• GIVEN RECORDS
▼

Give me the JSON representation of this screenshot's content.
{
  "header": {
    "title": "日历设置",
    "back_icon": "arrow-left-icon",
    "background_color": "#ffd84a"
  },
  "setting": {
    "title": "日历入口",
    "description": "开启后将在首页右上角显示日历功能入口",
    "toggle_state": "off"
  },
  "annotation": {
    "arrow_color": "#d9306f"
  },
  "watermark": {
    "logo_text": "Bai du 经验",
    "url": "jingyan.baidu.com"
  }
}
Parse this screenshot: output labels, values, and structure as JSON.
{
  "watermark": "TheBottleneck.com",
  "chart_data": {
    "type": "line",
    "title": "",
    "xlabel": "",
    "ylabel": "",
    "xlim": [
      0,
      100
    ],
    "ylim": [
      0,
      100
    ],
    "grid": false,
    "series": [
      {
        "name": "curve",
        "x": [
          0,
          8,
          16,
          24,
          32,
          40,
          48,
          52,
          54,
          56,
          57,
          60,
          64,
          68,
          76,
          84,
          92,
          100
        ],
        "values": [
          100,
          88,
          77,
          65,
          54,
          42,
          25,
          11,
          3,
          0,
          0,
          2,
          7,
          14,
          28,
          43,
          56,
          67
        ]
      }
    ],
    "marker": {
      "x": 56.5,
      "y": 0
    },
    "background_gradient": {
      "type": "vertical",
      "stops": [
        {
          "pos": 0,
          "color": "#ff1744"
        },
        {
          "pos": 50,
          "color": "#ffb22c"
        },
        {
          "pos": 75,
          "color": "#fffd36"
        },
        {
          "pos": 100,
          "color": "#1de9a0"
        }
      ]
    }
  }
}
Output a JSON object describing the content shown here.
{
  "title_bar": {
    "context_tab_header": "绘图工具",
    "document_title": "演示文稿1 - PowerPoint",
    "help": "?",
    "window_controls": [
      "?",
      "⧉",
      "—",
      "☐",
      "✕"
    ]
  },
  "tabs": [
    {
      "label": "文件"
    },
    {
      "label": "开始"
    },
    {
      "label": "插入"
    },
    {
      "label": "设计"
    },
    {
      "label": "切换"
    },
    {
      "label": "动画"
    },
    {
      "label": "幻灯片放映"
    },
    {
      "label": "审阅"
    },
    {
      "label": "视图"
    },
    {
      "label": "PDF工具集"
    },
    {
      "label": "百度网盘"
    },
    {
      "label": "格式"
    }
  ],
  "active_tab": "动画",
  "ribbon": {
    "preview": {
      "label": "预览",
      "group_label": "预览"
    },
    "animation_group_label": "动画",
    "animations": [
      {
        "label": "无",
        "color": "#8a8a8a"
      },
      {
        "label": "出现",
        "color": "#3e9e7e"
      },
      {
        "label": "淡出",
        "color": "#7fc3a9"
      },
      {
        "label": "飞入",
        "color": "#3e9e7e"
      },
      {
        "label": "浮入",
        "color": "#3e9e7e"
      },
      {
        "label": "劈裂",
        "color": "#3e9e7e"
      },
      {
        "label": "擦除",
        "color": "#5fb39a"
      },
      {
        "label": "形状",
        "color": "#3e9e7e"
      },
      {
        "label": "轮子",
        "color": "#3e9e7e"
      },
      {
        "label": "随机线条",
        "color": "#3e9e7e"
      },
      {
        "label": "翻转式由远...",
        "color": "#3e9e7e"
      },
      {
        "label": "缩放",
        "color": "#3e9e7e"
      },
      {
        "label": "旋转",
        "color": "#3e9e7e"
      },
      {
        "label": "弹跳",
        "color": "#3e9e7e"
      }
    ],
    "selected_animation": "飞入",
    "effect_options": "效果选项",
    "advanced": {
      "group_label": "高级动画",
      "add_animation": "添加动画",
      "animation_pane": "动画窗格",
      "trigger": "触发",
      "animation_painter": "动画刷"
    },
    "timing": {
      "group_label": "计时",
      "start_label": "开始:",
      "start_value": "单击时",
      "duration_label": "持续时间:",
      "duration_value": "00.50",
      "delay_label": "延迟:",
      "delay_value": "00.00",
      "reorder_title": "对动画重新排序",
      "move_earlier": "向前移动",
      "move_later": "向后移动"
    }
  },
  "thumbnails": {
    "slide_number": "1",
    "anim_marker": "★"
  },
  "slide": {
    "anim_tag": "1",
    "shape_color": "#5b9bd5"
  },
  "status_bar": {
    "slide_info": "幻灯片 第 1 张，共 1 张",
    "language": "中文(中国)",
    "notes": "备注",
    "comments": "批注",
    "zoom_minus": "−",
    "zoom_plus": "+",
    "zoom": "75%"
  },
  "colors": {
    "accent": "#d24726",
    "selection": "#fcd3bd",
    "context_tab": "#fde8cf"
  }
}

▲

• TASK DETAILS
Wherever the string "values" appears in the entries above, list that line.

• RESPONSE TO THE TASK
Parse this screenshot: output labels, values, and structure as JSON.
        "values": [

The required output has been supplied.